[Start]

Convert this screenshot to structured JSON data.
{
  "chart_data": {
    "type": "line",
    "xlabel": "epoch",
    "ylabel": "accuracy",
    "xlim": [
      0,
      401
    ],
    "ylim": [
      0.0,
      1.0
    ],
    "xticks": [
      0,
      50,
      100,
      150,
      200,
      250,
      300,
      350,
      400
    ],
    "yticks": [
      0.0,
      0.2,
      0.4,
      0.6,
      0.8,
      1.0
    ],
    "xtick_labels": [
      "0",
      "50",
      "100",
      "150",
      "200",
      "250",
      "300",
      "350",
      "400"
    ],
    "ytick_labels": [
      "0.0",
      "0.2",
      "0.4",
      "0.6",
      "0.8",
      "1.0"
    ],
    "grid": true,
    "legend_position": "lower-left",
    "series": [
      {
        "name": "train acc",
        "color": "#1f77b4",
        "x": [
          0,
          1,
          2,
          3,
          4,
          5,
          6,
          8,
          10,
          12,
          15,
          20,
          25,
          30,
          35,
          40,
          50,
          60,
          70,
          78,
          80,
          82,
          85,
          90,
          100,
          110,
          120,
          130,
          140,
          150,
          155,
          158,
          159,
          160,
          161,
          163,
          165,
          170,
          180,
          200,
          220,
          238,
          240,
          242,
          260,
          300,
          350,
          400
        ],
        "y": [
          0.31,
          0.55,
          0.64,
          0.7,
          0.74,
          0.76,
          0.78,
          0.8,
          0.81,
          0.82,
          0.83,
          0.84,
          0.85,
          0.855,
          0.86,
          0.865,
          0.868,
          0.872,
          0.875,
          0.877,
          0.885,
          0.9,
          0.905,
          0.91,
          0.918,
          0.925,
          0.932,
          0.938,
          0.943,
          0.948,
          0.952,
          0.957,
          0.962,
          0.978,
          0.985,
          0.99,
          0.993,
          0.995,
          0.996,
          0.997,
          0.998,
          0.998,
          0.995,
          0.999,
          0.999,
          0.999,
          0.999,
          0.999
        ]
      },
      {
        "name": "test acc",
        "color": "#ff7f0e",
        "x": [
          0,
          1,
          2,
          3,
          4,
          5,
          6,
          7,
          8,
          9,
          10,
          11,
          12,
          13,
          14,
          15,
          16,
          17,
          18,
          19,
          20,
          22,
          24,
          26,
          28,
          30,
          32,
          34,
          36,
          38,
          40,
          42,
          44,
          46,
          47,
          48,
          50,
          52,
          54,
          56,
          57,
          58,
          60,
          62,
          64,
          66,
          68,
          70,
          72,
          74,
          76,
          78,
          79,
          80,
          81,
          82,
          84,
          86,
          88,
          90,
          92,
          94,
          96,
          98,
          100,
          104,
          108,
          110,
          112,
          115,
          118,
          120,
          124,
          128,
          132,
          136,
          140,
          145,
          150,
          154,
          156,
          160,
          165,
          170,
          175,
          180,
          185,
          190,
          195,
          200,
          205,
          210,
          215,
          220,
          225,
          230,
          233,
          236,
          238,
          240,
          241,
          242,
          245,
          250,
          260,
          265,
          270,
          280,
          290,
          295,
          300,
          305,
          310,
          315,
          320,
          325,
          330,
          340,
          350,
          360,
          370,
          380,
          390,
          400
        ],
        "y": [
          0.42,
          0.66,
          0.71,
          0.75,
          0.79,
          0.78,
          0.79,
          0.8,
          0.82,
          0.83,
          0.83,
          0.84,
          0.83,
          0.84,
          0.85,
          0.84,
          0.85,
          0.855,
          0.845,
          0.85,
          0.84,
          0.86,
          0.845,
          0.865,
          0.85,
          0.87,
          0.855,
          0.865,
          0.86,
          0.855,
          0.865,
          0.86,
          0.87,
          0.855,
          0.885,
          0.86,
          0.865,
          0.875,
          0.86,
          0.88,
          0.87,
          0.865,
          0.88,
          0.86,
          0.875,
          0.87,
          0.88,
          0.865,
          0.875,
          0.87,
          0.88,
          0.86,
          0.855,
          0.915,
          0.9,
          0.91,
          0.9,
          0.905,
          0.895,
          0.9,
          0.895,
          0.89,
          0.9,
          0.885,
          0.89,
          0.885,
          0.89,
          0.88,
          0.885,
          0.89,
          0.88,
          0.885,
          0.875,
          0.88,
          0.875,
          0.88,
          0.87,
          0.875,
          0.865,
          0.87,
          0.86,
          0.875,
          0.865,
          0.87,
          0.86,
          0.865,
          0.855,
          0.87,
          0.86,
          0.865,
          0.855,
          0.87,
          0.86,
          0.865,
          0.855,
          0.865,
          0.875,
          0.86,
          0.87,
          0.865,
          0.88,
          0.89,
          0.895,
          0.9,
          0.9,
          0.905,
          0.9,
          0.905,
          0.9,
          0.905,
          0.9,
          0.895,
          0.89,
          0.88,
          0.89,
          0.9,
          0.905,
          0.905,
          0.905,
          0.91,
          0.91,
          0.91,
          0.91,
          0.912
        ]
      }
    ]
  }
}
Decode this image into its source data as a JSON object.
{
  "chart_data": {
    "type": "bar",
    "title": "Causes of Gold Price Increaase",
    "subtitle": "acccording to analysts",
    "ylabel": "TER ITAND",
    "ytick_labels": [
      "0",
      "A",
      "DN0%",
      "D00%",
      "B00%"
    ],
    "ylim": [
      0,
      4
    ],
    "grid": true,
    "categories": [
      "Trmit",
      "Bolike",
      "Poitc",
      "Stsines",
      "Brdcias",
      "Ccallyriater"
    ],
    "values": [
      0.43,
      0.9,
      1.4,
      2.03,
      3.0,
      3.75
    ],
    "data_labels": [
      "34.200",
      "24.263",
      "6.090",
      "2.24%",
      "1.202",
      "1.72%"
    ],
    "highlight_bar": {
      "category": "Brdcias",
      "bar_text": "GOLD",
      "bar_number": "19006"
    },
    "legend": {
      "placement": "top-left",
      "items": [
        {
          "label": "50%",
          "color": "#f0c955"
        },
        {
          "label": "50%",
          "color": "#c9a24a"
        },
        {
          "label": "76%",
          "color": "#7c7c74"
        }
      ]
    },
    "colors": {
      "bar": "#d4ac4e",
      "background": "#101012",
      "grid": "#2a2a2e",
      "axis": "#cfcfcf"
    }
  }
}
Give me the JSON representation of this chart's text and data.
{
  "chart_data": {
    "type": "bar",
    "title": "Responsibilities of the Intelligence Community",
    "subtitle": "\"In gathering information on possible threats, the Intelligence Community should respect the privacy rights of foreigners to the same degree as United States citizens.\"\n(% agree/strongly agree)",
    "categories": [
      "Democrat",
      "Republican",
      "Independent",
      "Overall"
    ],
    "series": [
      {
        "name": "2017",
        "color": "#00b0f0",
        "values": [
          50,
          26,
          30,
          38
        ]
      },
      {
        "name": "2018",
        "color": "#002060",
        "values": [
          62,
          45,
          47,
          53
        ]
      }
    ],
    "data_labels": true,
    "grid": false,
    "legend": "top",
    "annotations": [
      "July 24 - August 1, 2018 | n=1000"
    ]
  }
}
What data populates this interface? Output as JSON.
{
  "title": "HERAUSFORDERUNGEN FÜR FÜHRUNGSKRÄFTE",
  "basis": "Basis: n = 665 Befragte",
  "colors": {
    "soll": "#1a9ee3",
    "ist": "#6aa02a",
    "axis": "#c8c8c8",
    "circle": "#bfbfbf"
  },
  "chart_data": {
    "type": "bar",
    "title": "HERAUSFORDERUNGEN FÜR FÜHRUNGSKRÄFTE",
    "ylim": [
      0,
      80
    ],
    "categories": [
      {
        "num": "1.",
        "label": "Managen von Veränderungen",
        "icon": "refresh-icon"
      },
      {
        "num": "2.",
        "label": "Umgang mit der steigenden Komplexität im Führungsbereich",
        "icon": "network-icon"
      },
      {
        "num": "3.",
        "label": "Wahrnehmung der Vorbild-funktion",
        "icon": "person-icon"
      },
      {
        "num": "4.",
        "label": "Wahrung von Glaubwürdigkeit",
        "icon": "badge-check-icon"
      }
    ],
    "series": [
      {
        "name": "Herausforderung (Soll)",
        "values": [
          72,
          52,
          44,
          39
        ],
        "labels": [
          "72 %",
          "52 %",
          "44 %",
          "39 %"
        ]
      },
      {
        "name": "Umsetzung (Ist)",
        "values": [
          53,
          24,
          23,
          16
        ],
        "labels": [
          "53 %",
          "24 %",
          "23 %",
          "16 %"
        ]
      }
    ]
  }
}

[End]

Directive:
Say how many lines in the listing above include "icon". Give nothing but the number.

Task output:
4